-- TEXT PASSAGE --
'''
In other aspects, the teachings of the present invention can be
advantageously applied to increase the efficiency of various types
of cutters used in drilling and completing operations. For example,
the efficiency of cutters such as under-reamers and hole openers
can also be improved by the present teachings.
Examples of the more important features of the invention have been
summarized (albeit rather broadly) in order that the detailed
description thereof that follows may be better understood and in
order that the contributions they represent to the art may be
appreciated. There are, of course, additional features of the
invention that will be described hereinafter and which will form
the subject of the claims appended hereto.
BRIEF DESCRIPTION OF THE DRAWINGS
For detailed understanding of the present invention, references
should be made to the following detailed description of the
preferred embodiment, taken in conjunction with the accompanying
drawings, in which like elements have been given like numerals and
wherein:
FIG. 1 graphically illustrates the relationship between stress
levels and the effectiveness of a drill bit in fracturing a
rock;
FIG. 2 schematically illustrates an elevation view of a drilling
system made according to one embodiment of the present
invention;
FIG. 3 shows an oscillation device for controlling a drill bit made
according to one embodiment of the present invention; and
FIG. 4 shows a torque resistance device bit made according to one
embodiment of the present invention that is used in connection with
a drill bit rotated by a drilling motor;
FIG. 5 shows an oscillation device according to one embodiment of
the present invention that is positioned in a drill string;
FIG. 6A shows an oscillation device made according to one
embodiment of the present invention that is positioned in a drill
bit; and
FIG. 6B shows an oscillation device made according to one
embodiment of the present invention that is positioned adjacent a
cutting element.
'''
[Listings of boxed layout items]
'''
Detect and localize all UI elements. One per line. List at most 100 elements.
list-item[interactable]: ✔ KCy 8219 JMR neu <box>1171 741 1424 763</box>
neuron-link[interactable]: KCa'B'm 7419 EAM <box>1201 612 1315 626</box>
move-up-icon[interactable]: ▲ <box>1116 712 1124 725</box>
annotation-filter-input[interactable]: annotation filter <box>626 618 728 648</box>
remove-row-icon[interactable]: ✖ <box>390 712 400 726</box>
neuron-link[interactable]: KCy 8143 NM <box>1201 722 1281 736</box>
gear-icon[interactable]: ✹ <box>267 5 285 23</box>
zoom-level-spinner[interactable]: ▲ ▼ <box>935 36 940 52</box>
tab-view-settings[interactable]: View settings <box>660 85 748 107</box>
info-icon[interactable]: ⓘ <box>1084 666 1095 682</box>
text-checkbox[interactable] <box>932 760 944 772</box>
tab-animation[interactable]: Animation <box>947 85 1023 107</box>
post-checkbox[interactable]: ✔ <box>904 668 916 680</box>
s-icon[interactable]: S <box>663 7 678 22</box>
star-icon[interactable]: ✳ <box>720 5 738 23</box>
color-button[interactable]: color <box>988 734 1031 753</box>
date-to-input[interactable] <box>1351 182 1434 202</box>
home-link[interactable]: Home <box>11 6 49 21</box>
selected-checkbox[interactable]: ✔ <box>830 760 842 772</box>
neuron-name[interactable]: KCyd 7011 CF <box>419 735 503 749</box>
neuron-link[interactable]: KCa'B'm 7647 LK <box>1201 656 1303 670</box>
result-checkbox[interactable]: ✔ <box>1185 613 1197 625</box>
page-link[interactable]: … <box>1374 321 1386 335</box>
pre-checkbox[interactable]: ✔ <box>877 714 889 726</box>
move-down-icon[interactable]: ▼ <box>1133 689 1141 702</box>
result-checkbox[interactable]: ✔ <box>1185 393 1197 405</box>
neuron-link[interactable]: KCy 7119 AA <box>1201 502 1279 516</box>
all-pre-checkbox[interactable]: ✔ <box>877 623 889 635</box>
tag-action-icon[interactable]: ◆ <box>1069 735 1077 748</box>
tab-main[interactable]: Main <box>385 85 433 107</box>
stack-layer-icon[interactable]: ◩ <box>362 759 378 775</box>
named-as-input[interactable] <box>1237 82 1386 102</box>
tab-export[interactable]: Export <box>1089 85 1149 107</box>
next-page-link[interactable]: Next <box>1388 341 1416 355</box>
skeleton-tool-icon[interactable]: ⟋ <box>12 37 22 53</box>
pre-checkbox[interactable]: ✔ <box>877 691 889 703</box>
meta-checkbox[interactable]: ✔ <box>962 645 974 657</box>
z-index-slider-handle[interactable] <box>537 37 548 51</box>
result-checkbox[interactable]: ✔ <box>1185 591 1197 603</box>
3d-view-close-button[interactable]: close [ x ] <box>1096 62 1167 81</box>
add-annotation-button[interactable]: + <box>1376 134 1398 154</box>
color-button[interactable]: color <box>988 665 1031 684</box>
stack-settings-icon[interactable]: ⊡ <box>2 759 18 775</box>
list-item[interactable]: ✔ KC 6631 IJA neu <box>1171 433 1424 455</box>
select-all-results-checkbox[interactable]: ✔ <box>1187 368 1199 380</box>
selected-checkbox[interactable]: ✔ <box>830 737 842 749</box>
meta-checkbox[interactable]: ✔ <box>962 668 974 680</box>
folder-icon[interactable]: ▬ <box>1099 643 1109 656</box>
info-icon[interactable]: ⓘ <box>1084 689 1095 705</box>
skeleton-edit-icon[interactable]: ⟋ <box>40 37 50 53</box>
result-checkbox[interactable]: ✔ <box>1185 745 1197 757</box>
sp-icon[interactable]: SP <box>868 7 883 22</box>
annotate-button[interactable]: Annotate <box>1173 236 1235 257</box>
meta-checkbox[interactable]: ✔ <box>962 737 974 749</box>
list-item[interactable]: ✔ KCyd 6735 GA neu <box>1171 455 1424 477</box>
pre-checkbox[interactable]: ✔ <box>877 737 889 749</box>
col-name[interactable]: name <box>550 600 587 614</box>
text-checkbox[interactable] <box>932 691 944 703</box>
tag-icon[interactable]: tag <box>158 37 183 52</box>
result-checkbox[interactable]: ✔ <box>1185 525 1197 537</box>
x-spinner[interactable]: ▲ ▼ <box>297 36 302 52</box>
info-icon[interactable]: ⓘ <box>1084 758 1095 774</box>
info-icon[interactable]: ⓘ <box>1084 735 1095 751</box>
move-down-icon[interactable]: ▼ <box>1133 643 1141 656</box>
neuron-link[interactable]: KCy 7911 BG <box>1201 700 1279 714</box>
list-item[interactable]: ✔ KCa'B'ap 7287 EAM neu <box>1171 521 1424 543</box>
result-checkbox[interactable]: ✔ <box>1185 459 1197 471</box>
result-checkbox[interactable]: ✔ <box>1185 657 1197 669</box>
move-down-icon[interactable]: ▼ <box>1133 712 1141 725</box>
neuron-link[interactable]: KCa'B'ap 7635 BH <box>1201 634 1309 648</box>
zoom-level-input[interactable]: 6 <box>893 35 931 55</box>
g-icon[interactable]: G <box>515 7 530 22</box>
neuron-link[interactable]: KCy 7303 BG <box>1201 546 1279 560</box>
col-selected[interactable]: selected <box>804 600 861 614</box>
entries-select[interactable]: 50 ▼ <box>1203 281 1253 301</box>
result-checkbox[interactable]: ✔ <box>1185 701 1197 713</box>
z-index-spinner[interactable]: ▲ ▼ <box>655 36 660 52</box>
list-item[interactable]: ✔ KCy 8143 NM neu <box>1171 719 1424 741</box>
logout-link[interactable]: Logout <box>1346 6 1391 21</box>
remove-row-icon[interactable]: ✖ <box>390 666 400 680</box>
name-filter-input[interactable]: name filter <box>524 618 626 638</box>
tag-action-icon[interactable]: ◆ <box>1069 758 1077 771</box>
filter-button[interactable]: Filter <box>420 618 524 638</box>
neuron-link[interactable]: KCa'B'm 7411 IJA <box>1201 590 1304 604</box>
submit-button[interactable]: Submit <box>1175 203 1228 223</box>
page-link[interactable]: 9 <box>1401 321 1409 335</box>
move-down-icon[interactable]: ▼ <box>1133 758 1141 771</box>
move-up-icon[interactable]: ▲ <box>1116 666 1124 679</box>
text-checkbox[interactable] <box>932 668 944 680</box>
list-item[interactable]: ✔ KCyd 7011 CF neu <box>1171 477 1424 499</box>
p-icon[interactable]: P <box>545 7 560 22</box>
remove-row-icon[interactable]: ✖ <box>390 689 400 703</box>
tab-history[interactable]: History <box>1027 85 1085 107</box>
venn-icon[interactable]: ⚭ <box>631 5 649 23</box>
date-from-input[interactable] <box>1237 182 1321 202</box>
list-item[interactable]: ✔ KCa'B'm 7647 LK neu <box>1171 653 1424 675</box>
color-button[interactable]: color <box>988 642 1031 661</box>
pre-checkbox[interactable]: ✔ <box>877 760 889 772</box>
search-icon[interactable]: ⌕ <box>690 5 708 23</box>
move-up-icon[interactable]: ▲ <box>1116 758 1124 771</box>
'''
-- EXERCISES --
a: Answer these questions about the patent passage:
(i) Which two types of cutters are given as examples whose efficiency can be improved?
(ii) What does FIG. 1 graphically illustrate?
(iii) Where is the oscillation device shown in FIG. 6B positioned?
b: How many lines of the listing contain the string "KCyd"? Reply with the number only.
The listing has no connection to the patent passage.

-- THE RESULTS --
a:
(i) Under-reamers and hole openers.
(ii) The relationship between stress levels and the effectiveness of a drill bit in fracturing a rock.
(iii) Adjacent a cutting element.

b: 3